━━━ Record extracts
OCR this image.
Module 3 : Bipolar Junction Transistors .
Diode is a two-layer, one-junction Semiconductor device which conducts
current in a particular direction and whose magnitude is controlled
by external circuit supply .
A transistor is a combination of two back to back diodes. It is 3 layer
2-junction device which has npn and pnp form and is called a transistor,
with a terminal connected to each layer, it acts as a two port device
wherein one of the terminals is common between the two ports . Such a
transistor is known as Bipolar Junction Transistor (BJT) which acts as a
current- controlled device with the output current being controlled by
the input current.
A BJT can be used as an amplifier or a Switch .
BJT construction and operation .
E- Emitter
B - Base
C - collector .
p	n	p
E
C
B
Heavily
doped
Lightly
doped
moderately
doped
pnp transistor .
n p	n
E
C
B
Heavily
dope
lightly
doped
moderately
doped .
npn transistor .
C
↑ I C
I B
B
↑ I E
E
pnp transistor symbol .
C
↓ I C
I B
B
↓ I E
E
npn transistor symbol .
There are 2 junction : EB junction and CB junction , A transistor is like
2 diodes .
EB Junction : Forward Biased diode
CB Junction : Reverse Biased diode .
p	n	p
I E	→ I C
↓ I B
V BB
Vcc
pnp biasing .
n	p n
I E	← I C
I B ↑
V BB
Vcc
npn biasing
━━━━━━
▶ _Problem details_
Write out all of the records once more, exactly.

▶ _Expected answer_
OCR this image.
Module 3 : Bipolar Junction Transistors .
Diode is a two-layer, one-junction Semiconductor device which conducts
current in a particular direction and whose magnitude is controlled
by external circuit supply .
A transistor is a combination of two back to back diodes. It is 3 layer
2-junction device which has npn and pnp form and is called a transistor,
with a terminal connected to each layer, it acts as a two port device
wherein one of the terminals is common between the two ports . Such a
transistor is known as Bipolar Junction Transistor (BJT) which acts as a
current- controlled device with the output current being controlled by
the input current.
A BJT can be used as an amplifier or a Switch .
BJT construction and operation .
E- Emitter
B - Base
C - collector .
p	n	p
E
C
B
Heavily
doped
Lightly
doped
moderately
doped
pnp transistor .
n p	n
E
C
B
Heavily
dope
lightly
doped
moderately
doped .
npn transistor .
C
↑ I C
I B
B
↑ I E
E
pnp transistor symbol .
C
↓ I C
I B
B
↓ I E
E
npn transistor symbol .
There are 2 junction : EB junction and CB junction , A transistor is like
2 diodes .
EB Junction : Forward Biased diode
CB Junction : Reverse Biased diode .
p	n	p
I E	→ I C
↓ I B
V BB
Vcc
pnp biasing .
n	p n
I E	← I C
I B ↑
V BB
Vcc
npn biasing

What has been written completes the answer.